## Exercise instructions
Each line that holds the word "сердца" is to be identified and copied.

** START OF Supplied records **

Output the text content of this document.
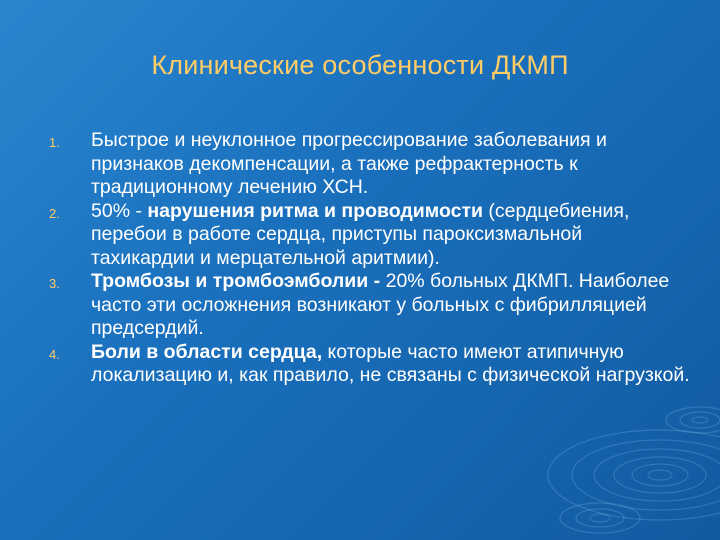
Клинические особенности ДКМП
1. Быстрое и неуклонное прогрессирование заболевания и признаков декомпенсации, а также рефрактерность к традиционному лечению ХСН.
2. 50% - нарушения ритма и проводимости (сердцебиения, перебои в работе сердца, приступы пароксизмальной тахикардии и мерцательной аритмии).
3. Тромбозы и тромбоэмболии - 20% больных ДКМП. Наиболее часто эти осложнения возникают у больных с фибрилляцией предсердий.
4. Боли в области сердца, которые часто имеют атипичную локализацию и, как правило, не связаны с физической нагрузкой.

** END OF Supplied records **

## Problem solution
2. 50% - нарушения ритма и проводимости (сердцебиения, перебои в работе сердца, приступы пароксизмальной тахикардии и мерцательной аритмии).
4. Боли в области сердца, которые часто имеют атипичную локализацию и, как правило, не связаны с физической нагрузкой.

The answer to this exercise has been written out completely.